Search the material below for the word "color" and copy every line in which it occurs.

--- Start of Data supplied ---

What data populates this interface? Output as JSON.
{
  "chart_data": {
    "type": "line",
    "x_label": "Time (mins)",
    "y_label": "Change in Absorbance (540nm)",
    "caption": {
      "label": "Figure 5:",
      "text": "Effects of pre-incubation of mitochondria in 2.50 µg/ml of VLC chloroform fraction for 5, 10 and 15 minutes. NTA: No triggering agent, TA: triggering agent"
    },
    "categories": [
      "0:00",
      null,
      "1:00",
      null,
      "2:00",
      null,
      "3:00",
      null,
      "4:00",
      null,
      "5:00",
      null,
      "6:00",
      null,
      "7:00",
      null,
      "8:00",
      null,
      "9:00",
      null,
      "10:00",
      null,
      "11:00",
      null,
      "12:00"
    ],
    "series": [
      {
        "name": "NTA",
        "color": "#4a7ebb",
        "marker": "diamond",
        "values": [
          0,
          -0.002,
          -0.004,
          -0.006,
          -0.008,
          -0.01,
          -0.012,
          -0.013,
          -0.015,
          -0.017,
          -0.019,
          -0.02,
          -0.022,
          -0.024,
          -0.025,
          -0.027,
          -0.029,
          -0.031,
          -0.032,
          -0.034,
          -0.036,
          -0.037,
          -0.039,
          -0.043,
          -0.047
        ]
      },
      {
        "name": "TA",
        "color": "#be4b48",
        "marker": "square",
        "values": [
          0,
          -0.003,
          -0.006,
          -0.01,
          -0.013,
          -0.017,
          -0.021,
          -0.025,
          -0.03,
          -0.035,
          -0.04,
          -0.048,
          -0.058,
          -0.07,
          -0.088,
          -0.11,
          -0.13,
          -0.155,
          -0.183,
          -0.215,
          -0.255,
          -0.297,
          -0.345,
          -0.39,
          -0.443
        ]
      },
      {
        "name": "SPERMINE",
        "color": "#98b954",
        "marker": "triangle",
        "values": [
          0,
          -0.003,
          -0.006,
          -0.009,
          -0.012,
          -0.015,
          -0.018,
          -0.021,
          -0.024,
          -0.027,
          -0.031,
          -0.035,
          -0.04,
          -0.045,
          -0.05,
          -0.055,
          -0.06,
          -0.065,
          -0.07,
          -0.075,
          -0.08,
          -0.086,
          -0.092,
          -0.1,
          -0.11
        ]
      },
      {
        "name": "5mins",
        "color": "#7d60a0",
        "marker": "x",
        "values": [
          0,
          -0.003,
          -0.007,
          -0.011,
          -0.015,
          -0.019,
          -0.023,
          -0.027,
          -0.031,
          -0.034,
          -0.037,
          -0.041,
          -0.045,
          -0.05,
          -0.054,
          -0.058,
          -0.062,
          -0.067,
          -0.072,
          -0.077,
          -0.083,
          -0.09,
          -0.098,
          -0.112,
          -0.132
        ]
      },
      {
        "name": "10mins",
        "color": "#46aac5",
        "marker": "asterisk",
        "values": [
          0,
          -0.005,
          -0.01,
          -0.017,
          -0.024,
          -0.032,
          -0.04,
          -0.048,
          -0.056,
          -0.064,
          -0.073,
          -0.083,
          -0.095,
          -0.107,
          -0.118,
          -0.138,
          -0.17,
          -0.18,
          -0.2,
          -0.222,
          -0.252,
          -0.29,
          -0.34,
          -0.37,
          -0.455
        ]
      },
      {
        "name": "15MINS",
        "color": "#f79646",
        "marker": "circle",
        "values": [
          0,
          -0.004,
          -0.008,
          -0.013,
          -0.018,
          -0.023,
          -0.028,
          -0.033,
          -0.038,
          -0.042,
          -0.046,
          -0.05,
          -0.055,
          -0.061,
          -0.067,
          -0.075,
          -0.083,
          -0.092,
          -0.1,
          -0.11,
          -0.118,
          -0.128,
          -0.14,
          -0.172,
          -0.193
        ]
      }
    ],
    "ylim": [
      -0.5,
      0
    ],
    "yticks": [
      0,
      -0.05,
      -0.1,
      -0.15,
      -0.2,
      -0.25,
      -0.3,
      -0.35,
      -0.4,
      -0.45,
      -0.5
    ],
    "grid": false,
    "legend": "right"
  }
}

--- End of Data supplied ---

» Reply to the task
        "color": "#4a7ebb",
        "color": "#be4b48",
        "color": "#98b954",
        "color": "#7d60a0",
        "color": "#46aac5",
        "color": "#f79646",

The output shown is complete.